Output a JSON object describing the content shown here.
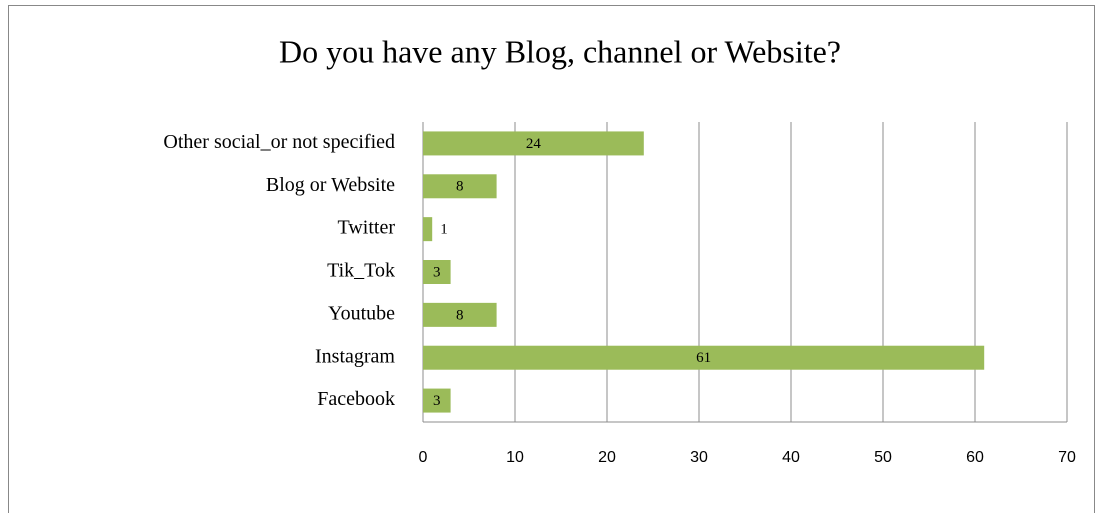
{
  "chart_data": {
    "type": "bar",
    "orientation": "horizontal",
    "title": "Do you have any Blog, channel or Website?",
    "categories": [
      "Facebook",
      "Instagram",
      "Youtube",
      "Tik_Tok",
      "Twitter",
      "Blog or Website",
      "Other social_or not specified"
    ],
    "values": [
      3,
      61,
      8,
      3,
      1,
      8,
      24
    ],
    "color": "#9bbb59",
    "xlim": [
      0,
      70
    ],
    "xticks": [
      0,
      10,
      20,
      30,
      40,
      50,
      60,
      70
    ],
    "grid": true
  }
}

STATED TASK >>
Determine the number of lines in the listing that hold the word "Blog", and supply that number and nothing further.

EXERCISE RESPONSE >>
2